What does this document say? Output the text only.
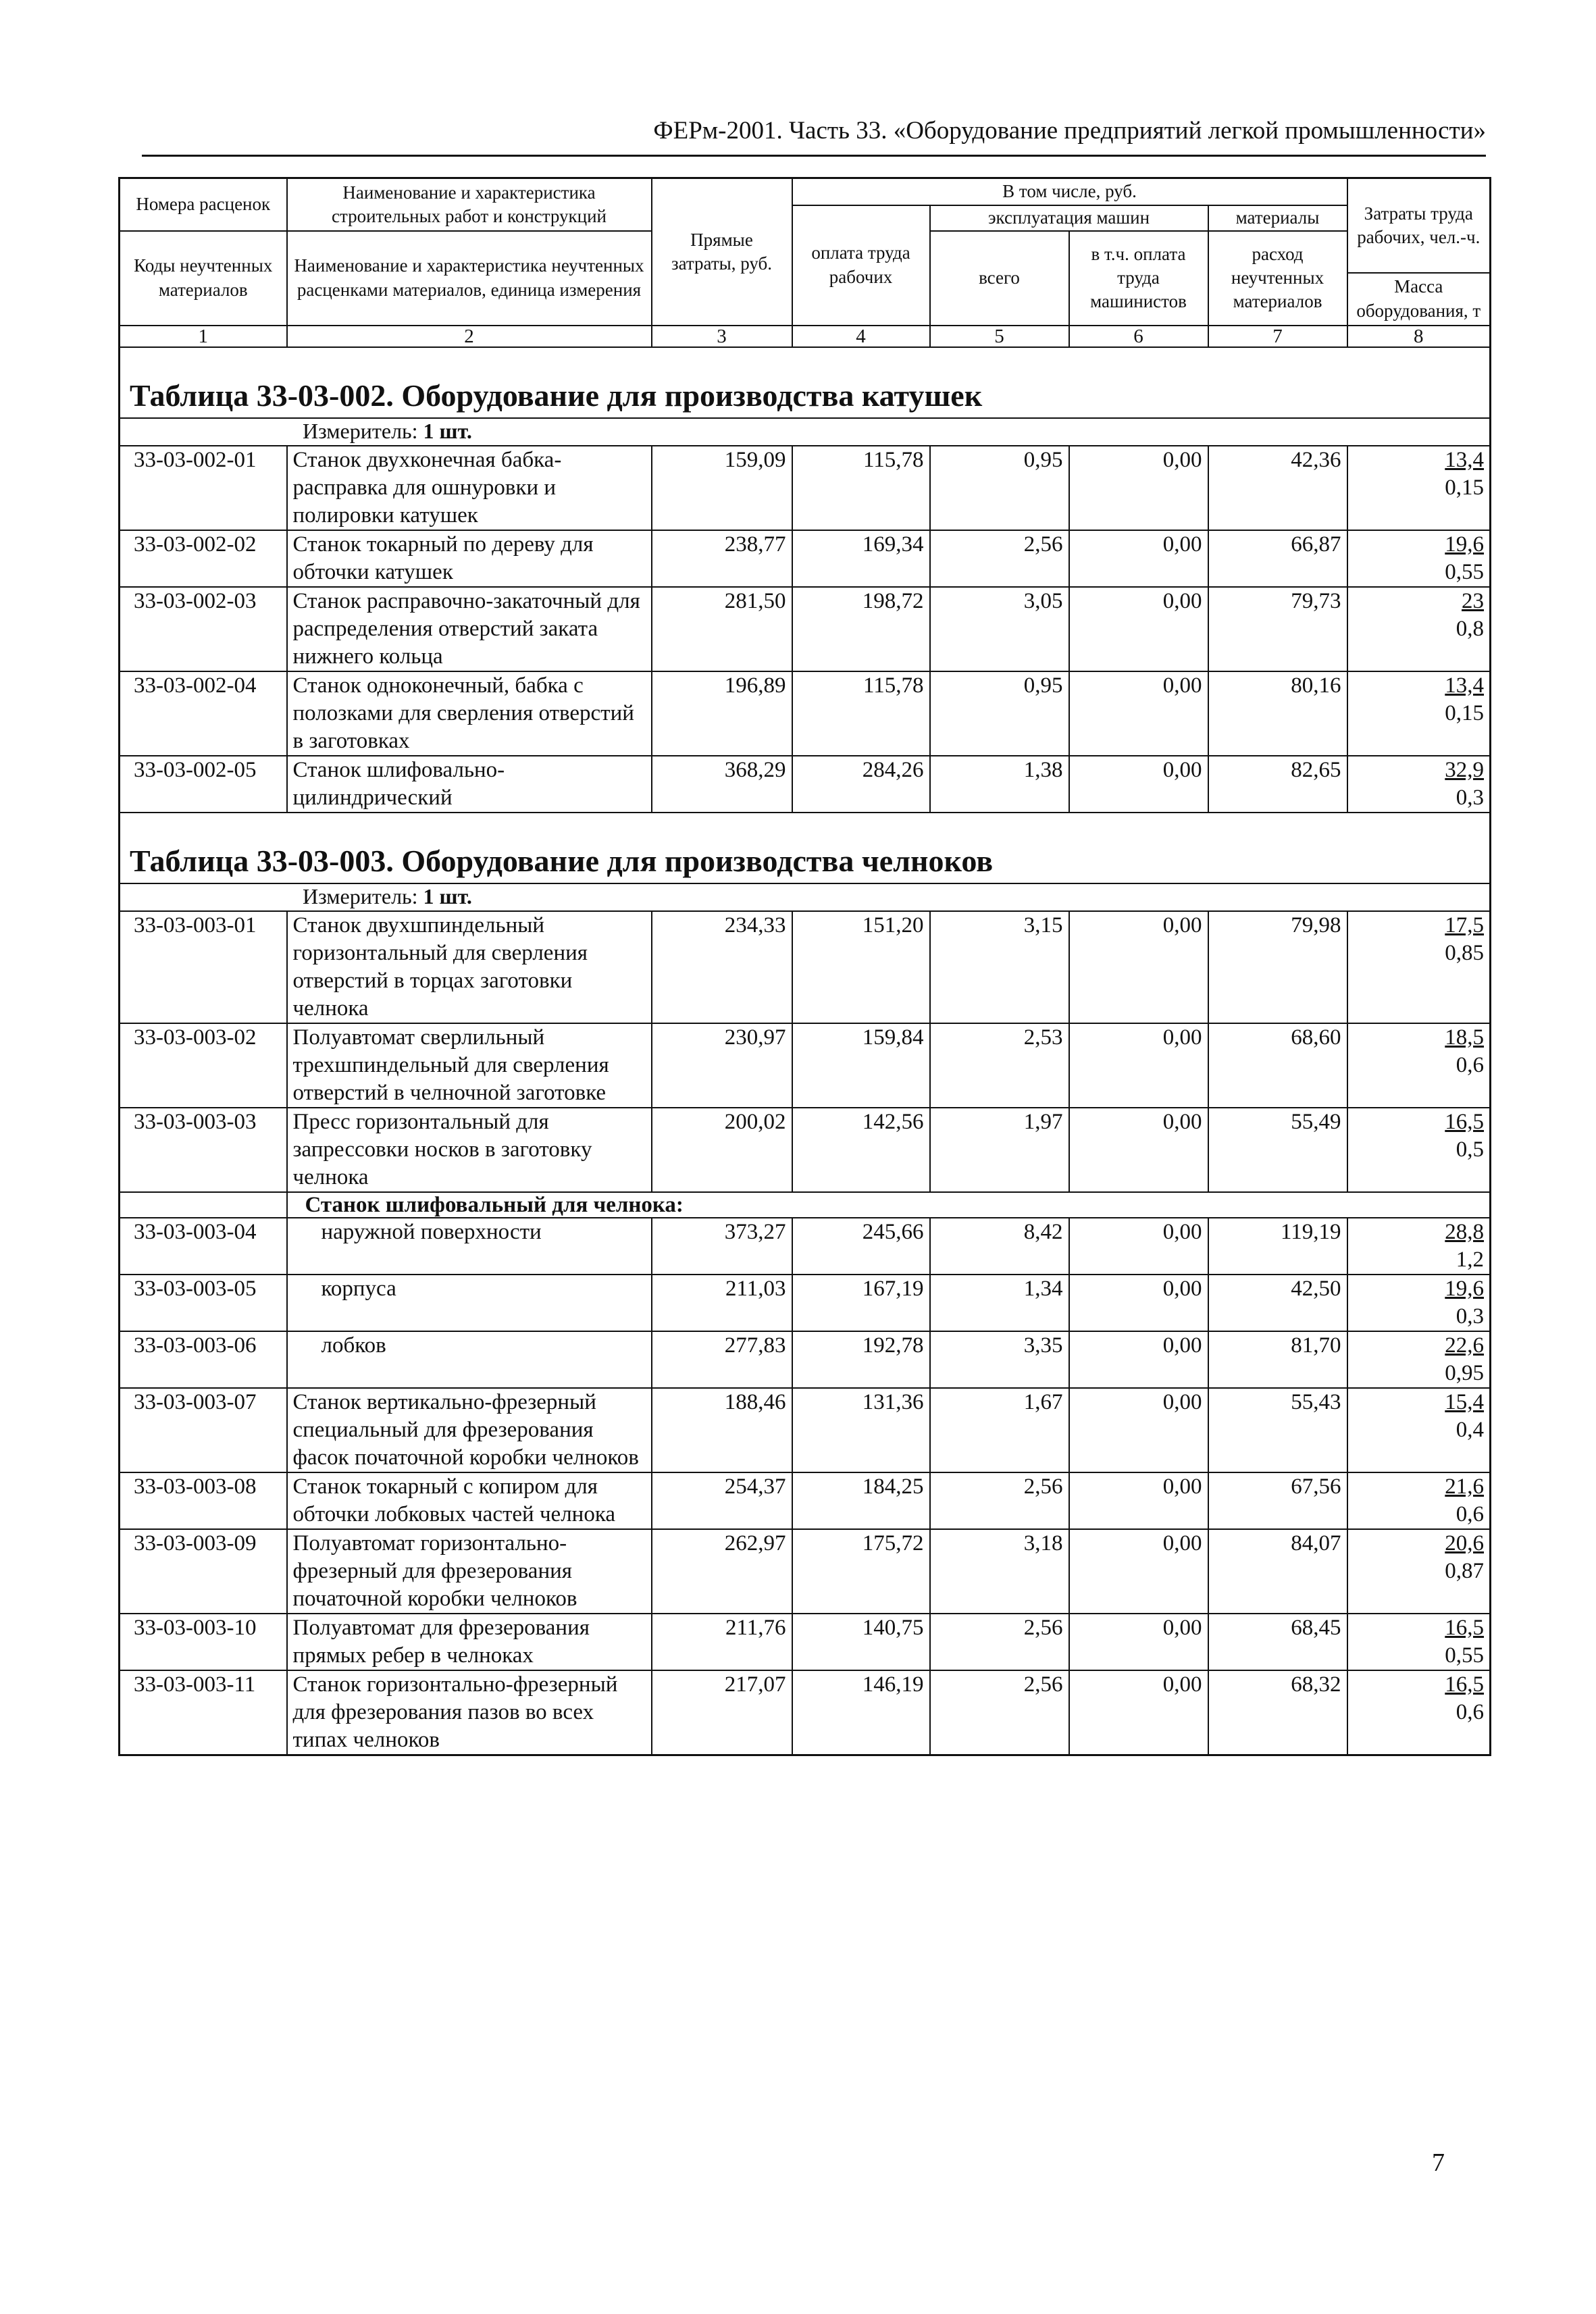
ФЕРм-2001. Часть 33. «Оборудование предприятий легкой промышленности»
Номера расценок	Наименование и характеристика строительных работ и конструкций	Прямые затраты, руб.	В том числе, руб.				Затраты труда рабочих, чел.-ч.
			оплата труда рабочих	эксплуатация машин		материалы	
Коды неучтенных материалов	Наименование и характеристика неучтенных расценками материалов, единица измерения			всего	в т.ч. оплата труда машинистов	расход неучтенных материалов	
							Масса оборудования, т
1	2	3	4	5	6	7	8
Таблица 33-03-002. Оборудование для производства катушек							
Измеритель: 1 шт.							
33-03-002-01	Станок двухконечная бабка-расправка для ошнуровки и полировки катушек	159,09	115,78	0,95	0,00	42,36	13,4
0,15

33-03-002-02	Станок токарный по дереву для обточки катушек	238,77	169,34	2,56	0,00	66,87	19,6
0,55

33-03-002-03	Станок расправочно-закаточный для распределения отверстий заката нижнего кольца	281,50	198,72	3,05	0,00	79,73	23
0,8

33-03-002-04	Станок одноконечный, бабка с полозками для сверления отверстий в заготовках	196,89	115,78	0,95	0,00	80,16	13,4
0,15

33-03-002-05	Станок шлифовально-цилиндрический	368,29	284,26	1,38	0,00	82,65	32,9
0,3

Таблица 33-03-003. Оборудование для производства челноков							
Измеритель: 1 шт.							
33-03-003-01	Станок двухшпиндельный горизонтальный для сверления отверстий в торцах заготовки челнока	234,33	151,20	3,15	0,00	79,98	17,5
0,85

33-03-003-02	Полуавтомат сверлильный трехшпиндельный для сверления отверстий в челночной заготовке	230,97	159,84	2,53	0,00	68,60	18,5
0,6

33-03-003-03	Пресс горизонтальный для запрессовки носков в заготовку челнока	200,02	142,56	1,97	0,00	55,49	16,5
0,5

	Станок шлифовальный для челнока:						
33-03-003-04	наружной поверхности	373,27	245,66	8,42	0,00	119,19	28,8
1,2

33-03-003-05	корпуса	211,03	167,19	1,34	0,00	42,50	19,6
0,3

33-03-003-06	лобков	277,83	192,78	3,35	0,00	81,70	22,6
0,95

33-03-003-07	Станок вертикально-фрезерный специальный для фрезерования фасок початочной коробки челноков	188,46	131,36	1,67	0,00	55,43	15,4
0,4

33-03-003-08	Станок токарный с копиром для обточки лобковых частей челнока	254,37	184,25	2,56	0,00	67,56	21,6
0,6

33-03-003-09	Полуавтомат горизонтально-фрезерный для фрезерования початочной коробки челноков	262,97	175,72	3,18	0,00	84,07	20,6
0,87

33-03-003-10	Полуавтомат для фрезерования прямых ребер в челноках	211,76	140,75	2,56	0,00	68,45	16,5
0,55

33-03-003-11	Станок горизонтально-фрезерный для фрезерования пазов во всех типах челноков	217,07	146,19	2,56	0,00	68,32	16,5
0,6
7
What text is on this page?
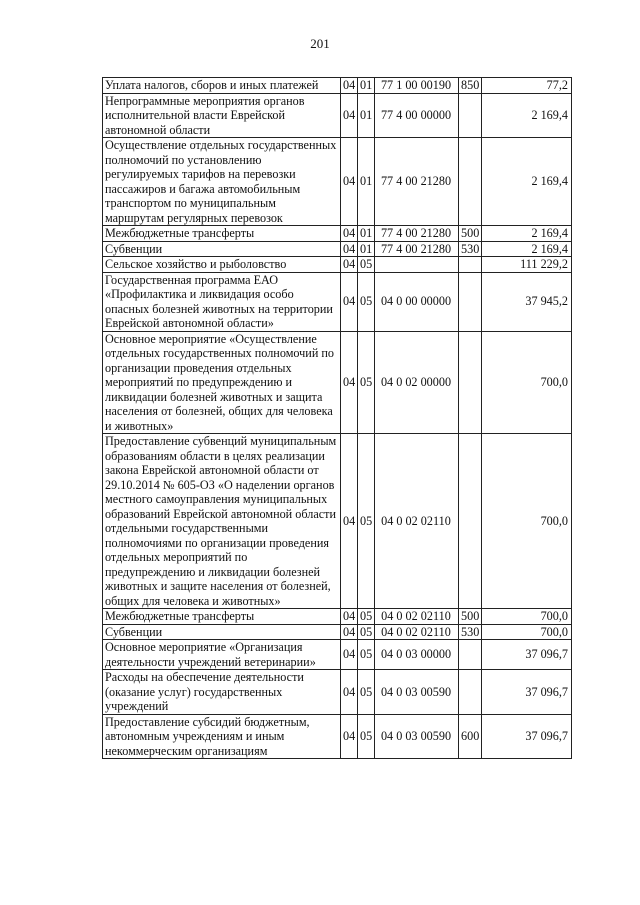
201
Уплата налогов, сборов и иных платежей	04	01	77 1 00 00190	850	77,2
Непрограммные мероприятия органов исполнительной власти Еврейской автономной области	04	01	77 4 00 00000		2 169,4
Осуществление отдельных государственных полномочий по установлению регулируемых тарифов на перевозки пассажиров и багажа автомобильным транспортом по муниципальным маршрутам регулярных перевозок	04	01	77 4 00 21280		2 169,4
Межбюджетные трансферты	04	01	77 4 00 21280	500	2 169,4
Субвенции	04	01	77 4 00 21280	530	2 169,4
Сельское хозяйство и рыболовство	04	05			111 229,2
Государственная программа ЕАО «Профилактика и ликвидация особо опасных болезней животных на территории Еврейской автономной области»	04	05	04 0 00 00000		37 945,2
Основное мероприятие «Осуществление отдельных государственных полномочий по организации проведения отдельных мероприятий по предупреждению и ликвидации болезней животных и защита населения от болезней, общих для человека и животных»	04	05	04 0 02 00000		700,0
Предоставление субвенций муниципальным образованиям области в целях реализации закона Еврейской автономной области от 29.10.2014 № 605-ОЗ «О наделении органов местного самоуправления муниципальных образований Еврейской автономной области отдельными государственными полномочиями по организации проведения отдельных мероприятий по предупреждению и ликвидации болезней животных и защите населения от болезней, общих для человека и животных»	04	05	04 0 02 02110		700,0
Межбюджетные трансферты	04	05	04 0 02 02110	500	700,0
Субвенции	04	05	04 0 02 02110	530	700,0
Основное мероприятие «Организация деятельности учреждений ветеринарии»	04	05	04 0 03 00000		37 096,7
Расходы на обеспечение деятельности (оказание услуг) государственных учреждений	04	05	04 0 03 00590		37 096,7
Предоставление субсидий бюджетным, автономным учреждениям и иным некоммерческим организациям	04	05	04 0 03 00590	600	37 096,7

◆ What the task requires: Without the pictures, restate all the entries above exactly.

◆ Response:
What does this document say? Output the text only.
ФЕРм-2001. Часть 33. «Оборудование предприятий легкой промышленности»
Номера расценок	Наименование и характеристика строительных работ и конструкций	Прямые затраты, руб.	В том числе, руб.				Затраты труда рабочих, чел.-ч.
			оплата труда рабочих	эксплуатация машин		материалы	
Коды неучтенных материалов	Наименование и характеристика неучтенных расценками материалов, единица измерения			всего	в т.ч. оплата труда машинистов	расход неучтенных материалов	
							Масса оборудования, т
1	2	3	4	5	6	7	8
Таблица 33-03-002. Оборудование для производства катушек							
Измеритель: 1 шт.							
33-03-002-01	Станок двухконечная бабка-расправка для ошнуровки и полировки катушек	159,09	115,78	0,95	0,00	42,36	13,4
0,15

33-03-002-02	Станок токарный по дереву для обточки катушек	238,77	169,34	2,56	0,00	66,87	19,6
0,55

33-03-002-03	Станок расправочно-закаточный для распределения отверстий заката нижнего кольца	281,50	198,72	3,05	0,00	79,73	23
0,8

33-03-002-04	Станок одноконечный, бабка с полозками для сверления отверстий в заготовках	196,89	115,78	0,95	0,00	80,16	13,4
0,15

33-03-002-05	Станок шлифовально-цилиндрический	368,29	284,26	1,38	0,00	82,65	32,9
0,3

Таблица 33-03-003. Оборудование для производства челноков							
Измеритель: 1 шт.							
33-03-003-01	Станок двухшпиндельный горизонтальный для сверления отверстий в торцах заготовки челнока	234,33	151,20	3,15	0,00	79,98	17,5
0,85

33-03-003-02	Полуавтомат сверлильный трехшпиндельный для сверления отверстий в челночной заготовке	230,97	159,84	2,53	0,00	68,60	18,5
0,6

33-03-003-03	Пресс горизонтальный для запрессовки носков в заготовку челнока	200,02	142,56	1,97	0,00	55,49	16,5
0,5

	Станок шлифовальный для челнока:						
33-03-003-04	наружной поверхности	373,27	245,66	8,42	0,00	119,19	28,8
1,2

33-03-003-05	корпуса	211,03	167,19	1,34	0,00	42,50	19,6
0,3

33-03-003-06	лобков	277,83	192,78	3,35	0,00	81,70	22,6
0,95

33-03-003-07	Станок вертикально-фрезерный специальный для фрезерования фасок початочной коробки челноков	188,46	131,36	1,67	0,00	55,43	15,4
0,4

33-03-003-08	Станок токарный с копиром для обточки лобковых частей челнока	254,37	184,25	2,56	0,00	67,56	21,6
0,6

33-03-003-09	Полуавтомат горизонтально-фрезерный для фрезерования початочной коробки челноков	262,97	175,72	3,18	0,00	84,07	20,6
0,87

33-03-003-10	Полуавтомат для фрезерования прямых ребер в челноках	211,76	140,75	2,56	0,00	68,45	16,5
0,55

33-03-003-11	Станок горизонтально-фрезерный для фрезерования пазов во всех типах челноков	217,07	146,19	2,56	0,00	68,32	16,5
0,6
7
What text is on this page?
201
Уплата налогов, сборов и иных платежей	04	01	77 1 00 00190	850	77,2
Непрограммные мероприятия органов исполнительной власти Еврейской автономной области	04	01	77 4 00 00000		2 169,4
Осуществление отдельных государственных полномочий по установлению регулируемых тарифов на перевозки пассажиров и багажа автомобильным транспортом по муниципальным маршрутам регулярных перевозок	04	01	77 4 00 21280		2 169,4
Межбюджетные трансферты	04	01	77 4 00 21280	500	2 169,4
Субвенции	04	01	77 4 00 21280	530	2 169,4
Сельское хозяйство и рыболовство	04	05			111 229,2
Государственная программа ЕАО «Профилактика и ликвидация особо опасных болезней животных на территории Еврейской автономной области»	04	05	04 0 00 00000		37 945,2
Основное мероприятие «Осуществление отдельных государственных полномочий по организации проведения отдельных мероприятий по предупреждению и ликвидации болезней животных и защита населения от болезней, общих для человека и животных»	04	05	04 0 02 00000		700,0
Предоставление субвенций муниципальным образованиям области в целях реализации закона Еврейской автономной области от 29.10.2014 № 605-ОЗ «О наделении органов местного самоуправления муниципальных образований Еврейской автономной области отдельными государственными полномочиями по организации проведения отдельных мероприятий по предупреждению и ликвидации болезней животных и защите населения от болезней, общих для человека и животных»	04	05	04 0 02 02110		700,0
Межбюджетные трансферты	04	05	04 0 02 02110	500	700,0
Субвенции	04	05	04 0 02 02110	530	700,0
Основное мероприятие «Организация деятельности учреждений ветеринарии»	04	05	04 0 03 00000		37 096,7
Расходы на обеспечение деятельности (оказание услуг) государственных учреждений	04	05	04 0 03 00590		37 096,7
Предоставление субсидий бюджетным, автономным учреждениям и иным некоммерческим организациям	04	05	04 0 03 00590	600	37 096,7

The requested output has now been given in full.